Records from a data collection
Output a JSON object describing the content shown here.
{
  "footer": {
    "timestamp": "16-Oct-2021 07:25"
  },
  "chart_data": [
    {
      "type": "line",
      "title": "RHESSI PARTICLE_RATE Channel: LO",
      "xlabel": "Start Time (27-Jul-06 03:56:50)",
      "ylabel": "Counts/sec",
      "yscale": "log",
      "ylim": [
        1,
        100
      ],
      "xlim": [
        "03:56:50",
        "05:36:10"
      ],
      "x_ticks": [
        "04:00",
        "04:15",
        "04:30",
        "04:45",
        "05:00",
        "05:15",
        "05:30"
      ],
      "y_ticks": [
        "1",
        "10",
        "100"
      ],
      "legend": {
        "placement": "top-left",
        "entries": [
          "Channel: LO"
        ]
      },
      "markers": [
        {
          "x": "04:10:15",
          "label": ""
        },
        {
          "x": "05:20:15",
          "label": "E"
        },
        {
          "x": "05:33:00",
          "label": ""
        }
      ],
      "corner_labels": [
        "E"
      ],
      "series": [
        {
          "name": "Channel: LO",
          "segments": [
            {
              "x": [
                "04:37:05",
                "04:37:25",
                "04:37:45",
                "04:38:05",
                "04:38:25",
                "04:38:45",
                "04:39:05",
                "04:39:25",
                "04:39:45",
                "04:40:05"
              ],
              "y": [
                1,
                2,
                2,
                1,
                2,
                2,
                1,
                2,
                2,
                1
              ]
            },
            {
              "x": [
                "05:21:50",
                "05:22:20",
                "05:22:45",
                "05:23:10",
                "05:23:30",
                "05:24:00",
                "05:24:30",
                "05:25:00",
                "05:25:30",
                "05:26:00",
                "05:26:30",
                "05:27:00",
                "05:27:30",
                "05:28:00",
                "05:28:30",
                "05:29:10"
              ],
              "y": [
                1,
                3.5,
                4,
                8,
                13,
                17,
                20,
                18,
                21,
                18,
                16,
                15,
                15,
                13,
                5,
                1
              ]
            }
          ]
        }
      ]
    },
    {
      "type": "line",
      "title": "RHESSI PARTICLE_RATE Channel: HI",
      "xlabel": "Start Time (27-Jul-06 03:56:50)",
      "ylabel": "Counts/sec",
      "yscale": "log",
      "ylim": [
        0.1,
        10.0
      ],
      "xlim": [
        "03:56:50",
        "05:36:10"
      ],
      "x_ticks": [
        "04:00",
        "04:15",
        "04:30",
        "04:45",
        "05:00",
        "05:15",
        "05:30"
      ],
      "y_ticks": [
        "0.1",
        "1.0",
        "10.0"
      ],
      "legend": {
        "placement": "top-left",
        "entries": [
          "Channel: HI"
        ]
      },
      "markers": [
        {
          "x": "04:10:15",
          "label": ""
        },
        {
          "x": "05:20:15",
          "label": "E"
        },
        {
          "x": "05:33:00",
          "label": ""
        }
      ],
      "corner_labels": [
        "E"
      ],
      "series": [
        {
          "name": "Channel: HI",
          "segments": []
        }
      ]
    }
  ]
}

Instructions for the task - Return the listing above word for word.

Finished exercise -
Output a JSON object describing the content shown here.
{
  "footer": {
    "timestamp": "16-Oct-2021 07:25"
  },
  "chart_data": [
    {
      "type": "line",
      "title": "RHESSI PARTICLE_RATE Channel: LO",
      "xlabel": "Start Time (27-Jul-06 03:56:50)",
      "ylabel": "Counts/sec",
      "yscale": "log",
      "ylim": [
        1,
        100
      ],
      "xlim": [
        "03:56:50",
        "05:36:10"
      ],
      "x_ticks": [
        "04:00",
        "04:15",
        "04:30",
        "04:45",
        "05:00",
        "05:15",
        "05:30"
      ],
      "y_ticks": [
        "1",
        "10",
        "100"
      ],
      "legend": {
        "placement": "top-left",
        "entries": [
          "Channel: LO"
        ]
      },
      "markers": [
        {
          "x": "04:10:15",
          "label": ""
        },
        {
          "x": "05:20:15",
          "label": "E"
        },
        {
          "x": "05:33:00",
          "label": ""
        }
      ],
      "corner_labels": [
        "E"
      ],
      "series": [
        {
          "name": "Channel: LO",
          "segments": [
            {
              "x": [
                "04:37:05",
                "04:37:25",
                "04:37:45",
                "04:38:05",
                "04:38:25",
                "04:38:45",
                "04:39:05",
                "04:39:25",
                "04:39:45",
                "04:40:05"
              ],
              "y": [
                1,
                2,
                2,
                1,
                2,
                2,
                1,
                2,
                2,
                1
              ]
            },
            {
              "x": [
                "05:21:50",
                "05:22:20",
                "05:22:45",
                "05:23:10",
                "05:23:30",
                "05:24:00",
                "05:24:30",
                "05:25:00",
                "05:25:30",
                "05:26:00",
                "05:26:30",
                "05:27:00",
                "05:27:30",
                "05:28:00",
                "05:28:30",
                "05:29:10"
              ],
              "y": [
                1,
                3.5,
                4,
                8,
                13,
                17,
                20,
                18,
                21,
                18,
                16,
                15,
                15,
                13,
                5,
                1
              ]
            }
          ]
        }
      ]
    },
    {
      "type": "line",
      "title": "RHESSI PARTICLE_RATE Channel: HI",
      "xlabel": "Start Time (27-Jul-06 03:56:50)",
      "ylabel": "Counts/sec",
      "yscale": "log",
      "ylim": [
        0.1,
        10.0
      ],
      "xlim": [
        "03:56:50",
        "05:36:10"
      ],
      "x_ticks": [
        "04:00",
        "04:15",
        "04:30",
        "04:45",
        "05:00",
        "05:15",
        "05:30"
      ],
      "y_ticks": [
        "0.1",
        "1.0",
        "10.0"
      ],
      "legend": {
        "placement": "top-left",
        "entries": [
          "Channel: HI"
        ]
      },
      "markers": [
        {
          "x": "04:10:15",
          "label": ""
        },
        {
          "x": "05:20:15",
          "label": "E"
        },
        {
          "x": "05:33:00",
          "label": ""
        }
      ],
      "corner_labels": [
        "E"
      ],
      "series": [
        {
          "name": "Channel: HI",
          "segments": []
        }
      ]
    }
  ]
}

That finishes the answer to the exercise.